WHAT YOU WILL DO.
Your task is to reproduce the entries below word for word.

Records excerpted from a collection
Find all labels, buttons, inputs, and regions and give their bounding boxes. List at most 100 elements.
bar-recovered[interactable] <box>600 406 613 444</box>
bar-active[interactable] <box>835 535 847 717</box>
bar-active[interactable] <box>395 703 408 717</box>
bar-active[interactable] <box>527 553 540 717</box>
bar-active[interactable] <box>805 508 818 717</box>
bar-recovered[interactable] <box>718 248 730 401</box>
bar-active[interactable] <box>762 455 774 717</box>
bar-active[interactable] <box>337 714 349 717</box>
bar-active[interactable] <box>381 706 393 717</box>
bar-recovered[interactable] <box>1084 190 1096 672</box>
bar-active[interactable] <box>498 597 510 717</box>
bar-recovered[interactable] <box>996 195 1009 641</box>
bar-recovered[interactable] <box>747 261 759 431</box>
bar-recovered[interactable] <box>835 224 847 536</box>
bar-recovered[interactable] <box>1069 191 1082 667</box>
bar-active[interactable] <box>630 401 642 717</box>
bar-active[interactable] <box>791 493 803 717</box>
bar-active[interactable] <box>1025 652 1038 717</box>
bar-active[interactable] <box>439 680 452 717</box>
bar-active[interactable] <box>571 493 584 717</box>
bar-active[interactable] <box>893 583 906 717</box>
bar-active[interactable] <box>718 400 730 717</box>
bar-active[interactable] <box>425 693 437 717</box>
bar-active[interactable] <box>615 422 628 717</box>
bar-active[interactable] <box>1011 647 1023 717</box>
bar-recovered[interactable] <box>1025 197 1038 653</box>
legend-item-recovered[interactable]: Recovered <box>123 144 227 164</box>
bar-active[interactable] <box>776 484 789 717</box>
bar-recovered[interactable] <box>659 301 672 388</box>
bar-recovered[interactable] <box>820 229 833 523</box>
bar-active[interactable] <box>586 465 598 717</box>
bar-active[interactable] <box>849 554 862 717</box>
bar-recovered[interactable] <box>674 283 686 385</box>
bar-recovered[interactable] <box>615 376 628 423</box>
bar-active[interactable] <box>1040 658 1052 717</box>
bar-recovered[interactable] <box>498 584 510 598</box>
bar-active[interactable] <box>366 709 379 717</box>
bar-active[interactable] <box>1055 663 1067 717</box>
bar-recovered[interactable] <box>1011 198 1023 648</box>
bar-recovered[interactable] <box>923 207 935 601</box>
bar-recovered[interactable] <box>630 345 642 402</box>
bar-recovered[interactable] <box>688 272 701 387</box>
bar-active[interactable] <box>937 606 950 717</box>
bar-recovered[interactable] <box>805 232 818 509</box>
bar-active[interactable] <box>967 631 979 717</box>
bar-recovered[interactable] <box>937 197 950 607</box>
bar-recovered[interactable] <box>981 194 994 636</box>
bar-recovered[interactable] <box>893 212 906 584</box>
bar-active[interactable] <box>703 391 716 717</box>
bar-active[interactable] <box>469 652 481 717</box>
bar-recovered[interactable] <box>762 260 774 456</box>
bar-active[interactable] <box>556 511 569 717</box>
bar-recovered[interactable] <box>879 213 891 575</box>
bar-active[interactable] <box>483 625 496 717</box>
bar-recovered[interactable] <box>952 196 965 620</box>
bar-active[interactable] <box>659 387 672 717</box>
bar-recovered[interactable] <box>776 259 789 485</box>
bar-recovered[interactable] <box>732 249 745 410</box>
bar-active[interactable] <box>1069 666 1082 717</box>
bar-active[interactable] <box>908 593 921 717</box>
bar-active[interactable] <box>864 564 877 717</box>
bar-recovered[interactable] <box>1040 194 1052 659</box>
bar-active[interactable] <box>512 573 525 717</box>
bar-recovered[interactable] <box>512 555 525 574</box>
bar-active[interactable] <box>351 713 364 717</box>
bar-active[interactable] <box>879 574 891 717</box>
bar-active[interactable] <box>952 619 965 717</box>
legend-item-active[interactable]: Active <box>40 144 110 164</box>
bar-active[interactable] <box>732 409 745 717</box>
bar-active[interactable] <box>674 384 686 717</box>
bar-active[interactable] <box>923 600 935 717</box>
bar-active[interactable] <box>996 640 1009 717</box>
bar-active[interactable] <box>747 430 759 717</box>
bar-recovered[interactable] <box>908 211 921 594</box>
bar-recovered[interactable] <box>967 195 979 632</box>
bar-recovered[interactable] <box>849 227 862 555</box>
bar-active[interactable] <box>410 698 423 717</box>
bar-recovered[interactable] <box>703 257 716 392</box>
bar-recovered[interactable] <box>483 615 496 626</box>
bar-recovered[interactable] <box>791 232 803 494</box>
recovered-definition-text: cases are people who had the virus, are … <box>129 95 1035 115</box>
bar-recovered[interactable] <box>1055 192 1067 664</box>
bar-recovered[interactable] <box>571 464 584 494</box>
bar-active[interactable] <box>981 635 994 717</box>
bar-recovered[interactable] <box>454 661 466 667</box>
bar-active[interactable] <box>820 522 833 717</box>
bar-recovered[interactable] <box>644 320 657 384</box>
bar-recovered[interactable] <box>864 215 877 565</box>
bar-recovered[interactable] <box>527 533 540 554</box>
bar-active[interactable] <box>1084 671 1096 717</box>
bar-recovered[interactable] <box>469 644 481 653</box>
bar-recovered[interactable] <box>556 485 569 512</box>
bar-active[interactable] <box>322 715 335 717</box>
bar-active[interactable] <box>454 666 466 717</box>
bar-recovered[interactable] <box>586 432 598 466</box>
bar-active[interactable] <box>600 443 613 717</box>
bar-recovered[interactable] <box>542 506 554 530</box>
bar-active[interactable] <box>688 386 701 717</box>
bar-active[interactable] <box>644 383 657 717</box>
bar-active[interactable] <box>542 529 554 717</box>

TASK RESULT.
Find all labels, buttons, inputs, and regions and give their bounding boxes. List at most 100 elements.
bar-recovered[interactable] <box>600 406 613 444</box>
bar-active[interactable] <box>835 535 847 717</box>
bar-active[interactable] <box>395 703 408 717</box>
bar-active[interactable] <box>527 553 540 717</box>
bar-active[interactable] <box>805 508 818 717</box>
bar-recovered[interactable] <box>718 248 730 401</box>
bar-active[interactable] <box>762 455 774 717</box>
bar-active[interactable] <box>337 714 349 717</box>
bar-active[interactable] <box>381 706 393 717</box>
bar-recovered[interactable] <box>1084 190 1096 672</box>
bar-active[interactable] <box>498 597 510 717</box>
bar-recovered[interactable] <box>996 195 1009 641</box>
bar-recovered[interactable] <box>747 261 759 431</box>
bar-recovered[interactable] <box>835 224 847 536</box>
bar-recovered[interactable] <box>1069 191 1082 667</box>
bar-active[interactable] <box>630 401 642 717</box>
bar-active[interactable] <box>791 493 803 717</box>
bar-active[interactable] <box>1025 652 1038 717</box>
bar-active[interactable] <box>439 680 452 717</box>
bar-active[interactable] <box>571 493 584 717</box>
bar-active[interactable] <box>893 583 906 717</box>
bar-active[interactable] <box>718 400 730 717</box>
bar-active[interactable] <box>425 693 437 717</box>
bar-active[interactable] <box>615 422 628 717</box>
bar-active[interactable] <box>1011 647 1023 717</box>
bar-recovered[interactable] <box>1025 197 1038 653</box>
legend-item-recovered[interactable]: Recovered <box>123 144 227 164</box>
bar-active[interactable] <box>776 484 789 717</box>
bar-recovered[interactable] <box>659 301 672 388</box>
bar-recovered[interactable] <box>820 229 833 523</box>
bar-active[interactable] <box>586 465 598 717</box>
bar-active[interactable] <box>849 554 862 717</box>
bar-recovered[interactable] <box>674 283 686 385</box>
bar-recovered[interactable] <box>615 376 628 423</box>
bar-active[interactable] <box>1040 658 1052 717</box>
bar-recovered[interactable] <box>498 584 510 598</box>
bar-active[interactable] <box>366 709 379 717</box>
bar-active[interactable] <box>1055 663 1067 717</box>
bar-recovered[interactable] <box>1011 198 1023 648</box>
bar-recovered[interactable] <box>923 207 935 601</box>
bar-recovered[interactable] <box>630 345 642 402</box>
bar-recovered[interactable] <box>688 272 701 387</box>
bar-active[interactable] <box>937 606 950 717</box>
bar-recovered[interactable] <box>805 232 818 509</box>
bar-active[interactable] <box>967 631 979 717</box>
bar-recovered[interactable] <box>937 197 950 607</box>
bar-recovered[interactable] <box>981 194 994 636</box>
bar-recovered[interactable] <box>893 212 906 584</box>
bar-active[interactable] <box>703 391 716 717</box>
bar-active[interactable] <box>469 652 481 717</box>
bar-recovered[interactable] <box>762 260 774 456</box>
bar-active[interactable] <box>556 511 569 717</box>
bar-recovered[interactable] <box>879 213 891 575</box>
bar-active[interactable] <box>483 625 496 717</box>
bar-recovered[interactable] <box>952 196 965 620</box>
bar-active[interactable] <box>659 387 672 717</box>
bar-recovered[interactable] <box>776 259 789 485</box>
bar-recovered[interactable] <box>732 249 745 410</box>
bar-active[interactable] <box>1069 666 1082 717</box>
bar-active[interactable] <box>908 593 921 717</box>
bar-active[interactable] <box>864 564 877 717</box>
bar-recovered[interactable] <box>1040 194 1052 659</box>
bar-active[interactable] <box>512 573 525 717</box>
bar-recovered[interactable] <box>512 555 525 574</box>
bar-active[interactable] <box>351 713 364 717</box>
bar-active[interactable] <box>879 574 891 717</box>
bar-active[interactable] <box>952 619 965 717</box>
legend-item-active[interactable]: Active <box>40 144 110 164</box>
bar-active[interactable] <box>732 409 745 717</box>
bar-active[interactable] <box>674 384 686 717</box>
bar-active[interactable] <box>923 600 935 717</box>
bar-active[interactable] <box>996 640 1009 717</box>
bar-active[interactable] <box>747 430 759 717</box>
bar-recovered[interactable] <box>908 211 921 594</box>
bar-recovered[interactable] <box>967 195 979 632</box>
bar-recovered[interactable] <box>849 227 862 555</box>
bar-active[interactable] <box>410 698 423 717</box>
bar-recovered[interactable] <box>703 257 716 392</box>
bar-recovered[interactable] <box>483 615 496 626</box>
bar-recovered[interactable] <box>791 232 803 494</box>
recovered-definition-text: cases are people who had the virus, are … <box>129 95 1035 115</box>
bar-recovered[interactable] <box>1055 192 1067 664</box>
bar-recovered[interactable] <box>571 464 584 494</box>
bar-active[interactable] <box>981 635 994 717</box>
bar-recovered[interactable] <box>454 661 466 667</box>
bar-active[interactable] <box>820 522 833 717</box>
bar-recovered[interactable] <box>644 320 657 384</box>
bar-recovered[interactable] <box>864 215 877 565</box>
bar-recovered[interactable] <box>527 533 540 554</box>
bar-active[interactable] <box>1084 671 1096 717</box>
bar-recovered[interactable] <box>469 644 481 653</box>
bar-recovered[interactable] <box>556 485 569 512</box>
bar-active[interactable] <box>322 715 335 717</box>
bar-active[interactable] <box>454 666 466 717</box>
bar-recovered[interactable] <box>586 432 598 466</box>
bar-active[interactable] <box>600 443 613 717</box>
bar-recovered[interactable] <box>542 506 554 530</box>
bar-active[interactable] <box>688 386 701 717</box>
bar-active[interactable] <box>644 383 657 717</box>
bar-active[interactable] <box>542 529 554 717</box>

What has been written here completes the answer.